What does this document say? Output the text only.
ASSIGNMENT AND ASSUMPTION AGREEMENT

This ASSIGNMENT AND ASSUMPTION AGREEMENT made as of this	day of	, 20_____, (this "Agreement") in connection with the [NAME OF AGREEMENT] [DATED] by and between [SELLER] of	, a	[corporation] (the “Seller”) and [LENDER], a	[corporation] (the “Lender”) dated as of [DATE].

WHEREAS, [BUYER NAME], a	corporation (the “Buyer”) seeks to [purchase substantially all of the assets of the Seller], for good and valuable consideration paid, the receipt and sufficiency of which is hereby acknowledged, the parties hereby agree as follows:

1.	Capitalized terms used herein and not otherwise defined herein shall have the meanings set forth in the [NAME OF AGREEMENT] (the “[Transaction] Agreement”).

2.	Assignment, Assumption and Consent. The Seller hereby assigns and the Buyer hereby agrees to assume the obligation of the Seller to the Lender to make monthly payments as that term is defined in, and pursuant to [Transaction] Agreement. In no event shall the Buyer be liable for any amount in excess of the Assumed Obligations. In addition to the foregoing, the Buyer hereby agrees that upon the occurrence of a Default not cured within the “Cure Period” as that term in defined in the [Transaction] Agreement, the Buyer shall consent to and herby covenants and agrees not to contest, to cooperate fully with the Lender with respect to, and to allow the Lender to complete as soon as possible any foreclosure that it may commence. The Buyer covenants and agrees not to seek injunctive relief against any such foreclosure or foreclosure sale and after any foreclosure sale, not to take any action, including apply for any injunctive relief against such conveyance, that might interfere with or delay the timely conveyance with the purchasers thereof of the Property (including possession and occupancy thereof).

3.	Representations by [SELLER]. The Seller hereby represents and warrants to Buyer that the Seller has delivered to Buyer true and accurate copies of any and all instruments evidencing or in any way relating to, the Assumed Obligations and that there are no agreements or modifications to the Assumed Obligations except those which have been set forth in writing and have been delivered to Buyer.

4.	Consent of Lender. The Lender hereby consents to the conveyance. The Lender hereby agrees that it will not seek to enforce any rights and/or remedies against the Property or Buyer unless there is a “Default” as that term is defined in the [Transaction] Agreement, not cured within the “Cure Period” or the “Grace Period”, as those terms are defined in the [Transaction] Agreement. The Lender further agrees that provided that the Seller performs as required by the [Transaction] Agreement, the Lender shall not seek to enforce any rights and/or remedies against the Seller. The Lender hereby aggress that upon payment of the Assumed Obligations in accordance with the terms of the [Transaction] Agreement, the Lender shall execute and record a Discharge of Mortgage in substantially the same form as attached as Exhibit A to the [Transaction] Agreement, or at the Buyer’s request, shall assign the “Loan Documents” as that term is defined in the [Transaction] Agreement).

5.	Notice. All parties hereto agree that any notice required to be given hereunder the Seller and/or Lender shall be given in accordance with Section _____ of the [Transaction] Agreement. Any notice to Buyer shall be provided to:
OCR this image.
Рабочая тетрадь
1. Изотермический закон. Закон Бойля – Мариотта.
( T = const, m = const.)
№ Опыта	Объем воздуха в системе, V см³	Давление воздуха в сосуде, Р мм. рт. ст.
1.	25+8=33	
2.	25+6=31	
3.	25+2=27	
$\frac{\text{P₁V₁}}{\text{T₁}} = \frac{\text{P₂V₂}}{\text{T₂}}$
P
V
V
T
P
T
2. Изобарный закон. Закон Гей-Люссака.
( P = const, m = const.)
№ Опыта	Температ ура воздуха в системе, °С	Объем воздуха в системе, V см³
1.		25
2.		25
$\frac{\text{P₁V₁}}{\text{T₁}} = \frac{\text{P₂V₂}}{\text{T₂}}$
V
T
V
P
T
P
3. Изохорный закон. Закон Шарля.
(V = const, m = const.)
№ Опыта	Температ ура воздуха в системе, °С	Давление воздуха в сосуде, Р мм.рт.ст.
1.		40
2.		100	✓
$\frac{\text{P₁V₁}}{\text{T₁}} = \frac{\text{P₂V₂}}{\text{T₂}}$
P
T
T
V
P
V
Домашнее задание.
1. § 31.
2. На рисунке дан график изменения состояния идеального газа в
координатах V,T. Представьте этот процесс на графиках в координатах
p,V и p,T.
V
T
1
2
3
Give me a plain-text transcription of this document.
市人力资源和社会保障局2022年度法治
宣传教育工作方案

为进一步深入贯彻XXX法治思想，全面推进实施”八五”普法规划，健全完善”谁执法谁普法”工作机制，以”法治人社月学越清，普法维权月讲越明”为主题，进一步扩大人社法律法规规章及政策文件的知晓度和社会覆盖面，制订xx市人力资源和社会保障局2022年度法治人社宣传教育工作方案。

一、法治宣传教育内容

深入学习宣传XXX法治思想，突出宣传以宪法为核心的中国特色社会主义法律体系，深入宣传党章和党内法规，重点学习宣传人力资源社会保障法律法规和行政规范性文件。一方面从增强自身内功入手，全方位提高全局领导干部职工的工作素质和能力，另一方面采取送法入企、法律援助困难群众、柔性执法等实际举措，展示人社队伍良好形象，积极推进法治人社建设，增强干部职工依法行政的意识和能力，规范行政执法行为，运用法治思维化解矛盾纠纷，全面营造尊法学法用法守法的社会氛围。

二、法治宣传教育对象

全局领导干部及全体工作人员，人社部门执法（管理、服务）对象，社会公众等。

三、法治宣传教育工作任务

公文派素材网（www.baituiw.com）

*****

Set task:
All of the data shown above must be copied exactly.

Expected answer:
What does this document say? Output the text only.
ASSIGNMENT AND ASSUMPTION AGREEMENT

This ASSIGNMENT AND ASSUMPTION AGREEMENT made as of this	day of	, 20_____, (this "Agreement") in connection with the [NAME OF AGREEMENT] [DATED] by and between [SELLER] of	, a	[corporation] (the “Seller”) and [LENDER], a	[corporation] (the “Lender”) dated as of [DATE].

WHEREAS, [BUYER NAME], a	corporation (the “Buyer”) seeks to [purchase substantially all of the assets of the Seller], for good and valuable consideration paid, the receipt and sufficiency of which is hereby acknowledged, the parties hereby agree as follows:

1.	Capitalized terms used herein and not otherwise defined herein shall have the meanings set forth in the [NAME OF AGREEMENT] (the “[Transaction] Agreement”).

2.	Assignment, Assumption and Consent. The Seller hereby assigns and the Buyer hereby agrees to assume the obligation of the Seller to the Lender to make monthly payments as that term is defined in, and pursuant to [Transaction] Agreement. In no event shall the Buyer be liable for any amount in excess of the Assumed Obligations. In addition to the foregoing, the Buyer hereby agrees that upon the occurrence of a Default not cured within the “Cure Period” as that term in defined in the [Transaction] Agreement, the Buyer shall consent to and herby covenants and agrees not to contest, to cooperate fully with the Lender with respect to, and to allow the Lender to complete as soon as possible any foreclosure that it may commence. The Buyer covenants and agrees not to seek injunctive relief against any such foreclosure or foreclosure sale and after any foreclosure sale, not to take any action, including apply for any injunctive relief against such conveyance, that might interfere with or delay the timely conveyance with the purchasers thereof of the Property (including possession and occupancy thereof).

3.	Representations by [SELLER]. The Seller hereby represents and warrants to Buyer that the Seller has delivered to Buyer true and accurate copies of any and all instruments evidencing or in any way relating to, the Assumed Obligations and that there are no agreements or modifications to the Assumed Obligations except those which have been set forth in writing and have been delivered to Buyer.

4.	Consent of Lender. The Lender hereby consents to the conveyance. The Lender hereby agrees that it will not seek to enforce any rights and/or remedies against the Property or Buyer unless there is a “Default” as that term is defined in the [Transaction] Agreement, not cured within the “Cure Period” or the “Grace Period”, as those terms are defined in the [Transaction] Agreement. The Lender further agrees that provided that the Seller performs as required by the [Transaction] Agreement, the Lender shall not seek to enforce any rights and/or remedies against the Seller. The Lender hereby aggress that upon payment of the Assumed Obligations in accordance with the terms of the [Transaction] Agreement, the Lender shall execute and record a Discharge of Mortgage in substantially the same form as attached as Exhibit A to the [Transaction] Agreement, or at the Buyer’s request, shall assign the “Loan Documents” as that term is defined in the [Transaction] Agreement).

5.	Notice. All parties hereto agree that any notice required to be given hereunder the Seller and/or Lender shall be given in accordance with Section _____ of the [Transaction] Agreement. Any notice to Buyer shall be provided to:
OCR this image.
Рабочая тетрадь
1. Изотермический закон. Закон Бойля – Мариотта.
( T = const, m = const.)
№ Опыта	Объем воздуха в системе, V см³	Давление воздуха в сосуде, Р мм. рт. ст.
1.	25+8=33	
2.	25+6=31	
3.	25+2=27	
$\frac{\text{P₁V₁}}{\text{T₁}} = \frac{\text{P₂V₂}}{\text{T₂}}$
P
V
V
T
P
T
2. Изобарный закон. Закон Гей-Люссака.
( P = const, m = const.)
№ Опыта	Температ ура воздуха в системе, °С	Объем воздуха в системе, V см³
1.		25
2.		25
$\frac{\text{P₁V₁}}{\text{T₁}} = \frac{\text{P₂V₂}}{\text{T₂}}$
V
T
V
P
T
P
3. Изохорный закон. Закон Шарля.
(V = const, m = const.)
№ Опыта	Температ ура воздуха в системе, °С	Давление воздуха в сосуде, Р мм.рт.ст.
1.		40
2.		100	✓
$\frac{\text{P₁V₁}}{\text{T₁}} = \frac{\text{P₂V₂}}{\text{T₂}}$
P
T
T
V
P
V
Домашнее задание.
1. § 31.
2. На рисунке дан график изменения состояния идеального газа в
координатах V,T. Представьте этот процесс на графиках в координатах
p,V и p,T.
V
T
1
2
3
Give me a plain-text transcription of this document.
市人力资源和社会保障局2022年度法治
宣传教育工作方案

为进一步深入贯彻XXX法治思想，全面推进实施”八五”普法规划，健全完善”谁执法谁普法”工作机制，以”法治人社月学越清，普法维权月讲越明”为主题，进一步扩大人社法律法规规章及政策文件的知晓度和社会覆盖面，制订xx市人力资源和社会保障局2022年度法治人社宣传教育工作方案。

一、法治宣传教育内容

深入学习宣传XXX法治思想，突出宣传以宪法为核心的中国特色社会主义法律体系，深入宣传党章和党内法规，重点学习宣传人力资源社会保障法律法规和行政规范性文件。一方面从增强自身内功入手，全方位提高全局领导干部职工的工作素质和能力，另一方面采取送法入企、法律援助困难群众、柔性执法等实际举措，展示人社队伍良好形象，积极推进法治人社建设，增强干部职工依法行政的意识和能力，规范行政执法行为，运用法治思维化解矛盾纠纷，全面营造尊法学法用法守法的社会氛围。

二、法治宣传教育对象

全局领导干部及全体工作人员，人社部门执法（管理、服务）对象，社会公众等。

三、法治宣传教育工作任务

公文派素材网（www.baituiw.com）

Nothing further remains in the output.